--- START ---
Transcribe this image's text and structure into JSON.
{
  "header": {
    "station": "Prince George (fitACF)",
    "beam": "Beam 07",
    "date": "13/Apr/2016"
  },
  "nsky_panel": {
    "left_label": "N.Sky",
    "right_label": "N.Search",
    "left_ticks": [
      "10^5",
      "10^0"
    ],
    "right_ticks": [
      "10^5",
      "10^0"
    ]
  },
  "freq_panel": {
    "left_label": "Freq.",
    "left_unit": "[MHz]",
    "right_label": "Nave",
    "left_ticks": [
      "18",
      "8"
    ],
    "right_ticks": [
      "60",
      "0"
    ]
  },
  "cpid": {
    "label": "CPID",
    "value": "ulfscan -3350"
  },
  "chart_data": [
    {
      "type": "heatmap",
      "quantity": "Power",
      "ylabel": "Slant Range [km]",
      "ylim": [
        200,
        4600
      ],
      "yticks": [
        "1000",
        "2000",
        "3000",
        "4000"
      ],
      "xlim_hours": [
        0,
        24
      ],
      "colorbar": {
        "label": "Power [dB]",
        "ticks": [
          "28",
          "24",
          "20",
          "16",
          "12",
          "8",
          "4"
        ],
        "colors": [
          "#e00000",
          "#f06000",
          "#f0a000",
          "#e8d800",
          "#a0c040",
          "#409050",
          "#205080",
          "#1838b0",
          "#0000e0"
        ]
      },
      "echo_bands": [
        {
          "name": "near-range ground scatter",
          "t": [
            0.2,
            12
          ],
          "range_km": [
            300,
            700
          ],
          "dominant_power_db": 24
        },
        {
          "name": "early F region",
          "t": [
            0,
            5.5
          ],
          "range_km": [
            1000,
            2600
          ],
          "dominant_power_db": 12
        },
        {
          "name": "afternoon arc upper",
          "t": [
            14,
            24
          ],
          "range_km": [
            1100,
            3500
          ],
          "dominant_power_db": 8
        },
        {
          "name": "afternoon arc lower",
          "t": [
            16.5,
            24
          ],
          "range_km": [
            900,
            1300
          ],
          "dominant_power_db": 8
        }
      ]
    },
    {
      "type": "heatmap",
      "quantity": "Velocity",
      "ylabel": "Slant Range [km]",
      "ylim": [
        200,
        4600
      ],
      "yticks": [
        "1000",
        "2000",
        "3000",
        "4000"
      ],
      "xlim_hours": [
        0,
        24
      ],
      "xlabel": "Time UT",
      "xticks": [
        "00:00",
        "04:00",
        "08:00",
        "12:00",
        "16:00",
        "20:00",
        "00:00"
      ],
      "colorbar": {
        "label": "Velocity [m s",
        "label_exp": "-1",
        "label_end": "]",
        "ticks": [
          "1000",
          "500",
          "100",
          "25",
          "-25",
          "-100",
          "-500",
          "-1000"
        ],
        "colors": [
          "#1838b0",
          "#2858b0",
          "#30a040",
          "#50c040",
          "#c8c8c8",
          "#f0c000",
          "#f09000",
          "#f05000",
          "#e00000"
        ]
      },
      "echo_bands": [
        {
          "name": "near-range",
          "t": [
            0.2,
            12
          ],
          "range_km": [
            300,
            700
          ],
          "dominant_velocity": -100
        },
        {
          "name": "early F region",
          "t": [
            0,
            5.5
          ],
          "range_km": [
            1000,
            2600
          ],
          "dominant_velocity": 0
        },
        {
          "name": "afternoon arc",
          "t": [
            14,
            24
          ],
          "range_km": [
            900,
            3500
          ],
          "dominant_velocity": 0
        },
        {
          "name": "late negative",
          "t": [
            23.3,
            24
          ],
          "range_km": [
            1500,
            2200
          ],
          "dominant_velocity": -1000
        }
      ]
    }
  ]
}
--- END ---
__Exercise prompt__.
Write out the data exactly as it stands.

__Written solution__.
Transcribe this image's text and structure into JSON.
{
  "header": {
    "station": "Prince George (fitACF)",
    "beam": "Beam 07",
    "date": "13/Apr/2016"
  },
  "nsky_panel": {
    "left_label": "N.Sky",
    "right_label": "N.Search",
    "left_ticks": [
      "10^5",
      "10^0"
    ],
    "right_ticks": [
      "10^5",
      "10^0"
    ]
  },
  "freq_panel": {
    "left_label": "Freq.",
    "left_unit": "[MHz]",
    "right_label": "Nave",
    "left_ticks": [
      "18",
      "8"
    ],
    "right_ticks": [
      "60",
      "0"
    ]
  },
  "cpid": {
    "label": "CPID",
    "value": "ulfscan -3350"
  },
  "chart_data": [
    {
      "type": "heatmap",
      "quantity": "Power",
      "ylabel": "Slant Range [km]",
      "ylim": [
        200,
        4600
      ],
      "yticks": [
        "1000",
        "2000",
        "3000",
        "4000"
      ],
      "xlim_hours": [
        0,
        24
      ],
      "colorbar": {
        "label": "Power [dB]",
        "ticks": [
          "28",
          "24",
          "20",
          "16",
          "12",
          "8",
          "4"
        ],
        "colors": [
          "#e00000",
          "#f06000",
          "#f0a000",
          "#e8d800",
          "#a0c040",
          "#409050",
          "#205080",
          "#1838b0",
          "#0000e0"
        ]
      },
      "echo_bands": [
        {
          "name": "near-range ground scatter",
          "t": [
            0.2,
            12
          ],
          "range_km": [
            300,
            700
          ],
          "dominant_power_db": 24
        },
        {
          "name": "early F region",
          "t": [
            0,
            5.5
          ],
          "range_km": [
            1000,
            2600
          ],
          "dominant_power_db": 12
        },
        {
          "name": "afternoon arc upper",
          "t": [
            14,
            24
          ],
          "range_km": [
            1100,
            3500
          ],
          "dominant_power_db": 8
        },
        {
          "name": "afternoon arc lower",
          "t": [
            16.5,
            24
          ],
          "range_km": [
            900,
            1300
          ],
          "dominant_power_db": 8
        }
      ]
    },
    {
      "type": "heatmap",
      "quantity": "Velocity",
      "ylabel": "Slant Range [km]",
      "ylim": [
        200,
        4600
      ],
      "yticks": [
        "1000",
        "2000",
        "3000",
        "4000"
      ],
      "xlim_hours": [
        0,
        24
      ],
      "xlabel": "Time UT",
      "xticks": [
        "00:00",
        "04:00",
        "08:00",
        "12:00",
        "16:00",
        "20:00",
        "00:00"
      ],
      "colorbar": {
        "label": "Velocity [m s",
        "label_exp": "-1",
        "label_end": "]",
        "ticks": [
          "1000",
          "500",
          "100",
          "25",
          "-25",
          "-100",
          "-500",
          "-1000"
        ],
        "colors": [
          "#1838b0",
          "#2858b0",
          "#30a040",
          "#50c040",
          "#c8c8c8",
          "#f0c000",
          "#f09000",
          "#f05000",
          "#e00000"
        ]
      },
      "echo_bands": [
        {
          "name": "near-range",
          "t": [
            0.2,
            12
          ],
          "range_km": [
            300,
            700
          ],
          "dominant_velocity": -100
        },
        {
          "name": "early F region",
          "t": [
            0,
            5.5
          ],
          "range_km": [
            1000,
            2600
          ],
          "dominant_velocity": 0
        },
        {
          "name": "afternoon arc",
          "t": [
            14,
            24
          ],
          "range_km": [
            900,
            3500
          ],
          "dominant_velocity": 0
        },
        {
          "name": "late negative",
          "t": [
            23.3,
            24
          ],
          "range_km": [
            1500,
            2200
          ],
          "dominant_velocity": -1000
        }
      ]
    }
  ]
}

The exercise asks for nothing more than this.